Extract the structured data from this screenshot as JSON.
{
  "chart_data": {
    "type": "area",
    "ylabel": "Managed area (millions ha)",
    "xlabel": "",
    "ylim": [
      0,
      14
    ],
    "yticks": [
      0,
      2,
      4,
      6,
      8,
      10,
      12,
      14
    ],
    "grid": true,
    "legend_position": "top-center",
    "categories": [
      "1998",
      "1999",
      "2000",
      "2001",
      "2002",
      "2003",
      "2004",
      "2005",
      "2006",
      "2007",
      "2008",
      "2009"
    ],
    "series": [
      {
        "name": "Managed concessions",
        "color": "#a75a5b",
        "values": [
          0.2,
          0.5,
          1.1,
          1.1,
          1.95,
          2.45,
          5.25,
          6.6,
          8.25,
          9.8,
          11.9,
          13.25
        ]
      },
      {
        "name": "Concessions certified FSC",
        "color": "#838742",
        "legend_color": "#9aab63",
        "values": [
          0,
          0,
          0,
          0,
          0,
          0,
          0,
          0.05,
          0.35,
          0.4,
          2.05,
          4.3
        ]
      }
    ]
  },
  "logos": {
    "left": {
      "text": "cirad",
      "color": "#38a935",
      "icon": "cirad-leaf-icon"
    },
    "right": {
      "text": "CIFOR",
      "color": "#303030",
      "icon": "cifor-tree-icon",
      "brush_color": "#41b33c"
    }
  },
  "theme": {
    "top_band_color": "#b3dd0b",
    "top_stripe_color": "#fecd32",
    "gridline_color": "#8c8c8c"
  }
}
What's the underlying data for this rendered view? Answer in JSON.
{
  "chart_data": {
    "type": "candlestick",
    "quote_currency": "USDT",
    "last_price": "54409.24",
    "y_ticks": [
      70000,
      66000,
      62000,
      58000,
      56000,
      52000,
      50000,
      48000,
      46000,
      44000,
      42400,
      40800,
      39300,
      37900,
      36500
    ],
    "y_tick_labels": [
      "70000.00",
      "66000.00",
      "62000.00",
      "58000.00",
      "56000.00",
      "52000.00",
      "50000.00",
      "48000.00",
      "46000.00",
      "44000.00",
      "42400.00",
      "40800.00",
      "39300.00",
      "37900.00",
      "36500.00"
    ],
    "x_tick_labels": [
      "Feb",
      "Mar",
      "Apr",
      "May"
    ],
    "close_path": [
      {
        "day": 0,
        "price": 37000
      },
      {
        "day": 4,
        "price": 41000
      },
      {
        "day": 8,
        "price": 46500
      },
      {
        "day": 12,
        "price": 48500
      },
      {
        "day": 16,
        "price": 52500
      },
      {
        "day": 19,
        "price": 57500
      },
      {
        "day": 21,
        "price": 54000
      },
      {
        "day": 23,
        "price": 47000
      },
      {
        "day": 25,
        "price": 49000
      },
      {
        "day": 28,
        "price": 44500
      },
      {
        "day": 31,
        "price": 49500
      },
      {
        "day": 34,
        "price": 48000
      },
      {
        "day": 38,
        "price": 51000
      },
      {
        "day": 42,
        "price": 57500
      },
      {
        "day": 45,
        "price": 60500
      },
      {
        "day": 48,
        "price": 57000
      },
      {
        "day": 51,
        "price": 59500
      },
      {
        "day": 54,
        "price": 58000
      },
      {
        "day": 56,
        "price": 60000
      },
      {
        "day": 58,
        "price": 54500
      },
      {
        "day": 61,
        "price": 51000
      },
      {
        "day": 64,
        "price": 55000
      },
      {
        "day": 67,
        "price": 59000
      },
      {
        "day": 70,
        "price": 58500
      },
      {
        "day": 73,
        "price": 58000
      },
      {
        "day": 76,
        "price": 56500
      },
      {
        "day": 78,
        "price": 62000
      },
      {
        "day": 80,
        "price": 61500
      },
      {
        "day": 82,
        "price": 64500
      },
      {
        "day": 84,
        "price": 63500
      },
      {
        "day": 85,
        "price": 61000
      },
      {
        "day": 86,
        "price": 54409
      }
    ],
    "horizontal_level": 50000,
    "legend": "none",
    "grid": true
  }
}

◆ Aim of the exercise ◆
All of the material above needs to be copied exactly.

◆ Output ◆
Extract the structured data from this screenshot as JSON.
{
  "chart_data": {
    "type": "area",
    "ylabel": "Managed area (millions ha)",
    "xlabel": "",
    "ylim": [
      0,
      14
    ],
    "yticks": [
      0,
      2,
      4,
      6,
      8,
      10,
      12,
      14
    ],
    "grid": true,
    "legend_position": "top-center",
    "categories": [
      "1998",
      "1999",
      "2000",
      "2001",
      "2002",
      "2003",
      "2004",
      "2005",
      "2006",
      "2007",
      "2008",
      "2009"
    ],
    "series": [
      {
        "name": "Managed concessions",
        "color": "#a75a5b",
        "values": [
          0.2,
          0.5,
          1.1,
          1.1,
          1.95,
          2.45,
          5.25,
          6.6,
          8.25,
          9.8,
          11.9,
          13.25
        ]
      },
      {
        "name": "Concessions certified FSC",
        "color": "#838742",
        "legend_color": "#9aab63",
        "values": [
          0,
          0,
          0,
          0,
          0,
          0,
          0,
          0.05,
          0.35,
          0.4,
          2.05,
          4.3
        ]
      }
    ]
  },
  "logos": {
    "left": {
      "text": "cirad",
      "color": "#38a935",
      "icon": "cirad-leaf-icon"
    },
    "right": {
      "text": "CIFOR",
      "color": "#303030",
      "icon": "cifor-tree-icon",
      "brush_color": "#41b33c"
    }
  },
  "theme": {
    "top_band_color": "#b3dd0b",
    "top_stripe_color": "#fecd32",
    "gridline_color": "#8c8c8c"
  }
}
What's the underlying data for this rendered view? Answer in JSON.
{
  "chart_data": {
    "type": "candlestick",
    "quote_currency": "USDT",
    "last_price": "54409.24",
    "y_ticks": [
      70000,
      66000,
      62000,
      58000,
      56000,
      52000,
      50000,
      48000,
      46000,
      44000,
      42400,
      40800,
      39300,
      37900,
      36500
    ],
    "y_tick_labels": [
      "70000.00",
      "66000.00",
      "62000.00",
      "58000.00",
      "56000.00",
      "52000.00",
      "50000.00",
      "48000.00",
      "46000.00",
      "44000.00",
      "42400.00",
      "40800.00",
      "39300.00",
      "37900.00",
      "36500.00"
    ],
    "x_tick_labels": [
      "Feb",
      "Mar",
      "Apr",
      "May"
    ],
    "close_path": [
      {
        "day": 0,
        "price": 37000
      },
      {
        "day": 4,
        "price": 41000
      },
      {
        "day": 8,
        "price": 46500
      },
      {
        "day": 12,
        "price": 48500
      },
      {
        "day": 16,
        "price": 52500
      },
      {
        "day": 19,
        "price": 57500
      },
      {
        "day": 21,
        "price": 54000
      },
      {
        "day": 23,
        "price": 47000
      },
      {
        "day": 25,
        "price": 49000
      },
      {
        "day": 28,
        "price": 44500
      },
      {
        "day": 31,
        "price": 49500
      },
      {
        "day": 34,
        "price": 48000
      },
      {
        "day": 38,
        "price": 51000
      },
      {
        "day": 42,
        "price": 57500
      },
      {
        "day": 45,
        "price": 60500
      },
      {
        "day": 48,
        "price": 57000
      },
      {
        "day": 51,
        "price": 59500
      },
      {
        "day": 54,
        "price": 58000
      },
      {
        "day": 56,
        "price": 60000
      },
      {
        "day": 58,
        "price": 54500
      },
      {
        "day": 61,
        "price": 51000
      },
      {
        "day": 64,
        "price": 55000
      },
      {
        "day": 67,
        "price": 59000
      },
      {
        "day": 70,
        "price": 58500
      },
      {
        "day": 73,
        "price": 58000
      },
      {
        "day": 76,
        "price": 56500
      },
      {
        "day": 78,
        "price": 62000
      },
      {
        "day": 80,
        "price": 61500
      },
      {
        "day": 82,
        "price": 64500
      },
      {
        "day": 84,
        "price": 63500
      },
      {
        "day": 85,
        "price": 61000
      },
      {
        "day": 86,
        "price": 54409
      }
    ],
    "horizontal_level": 50000,
    "legend": "none",
    "grid": true
  }
}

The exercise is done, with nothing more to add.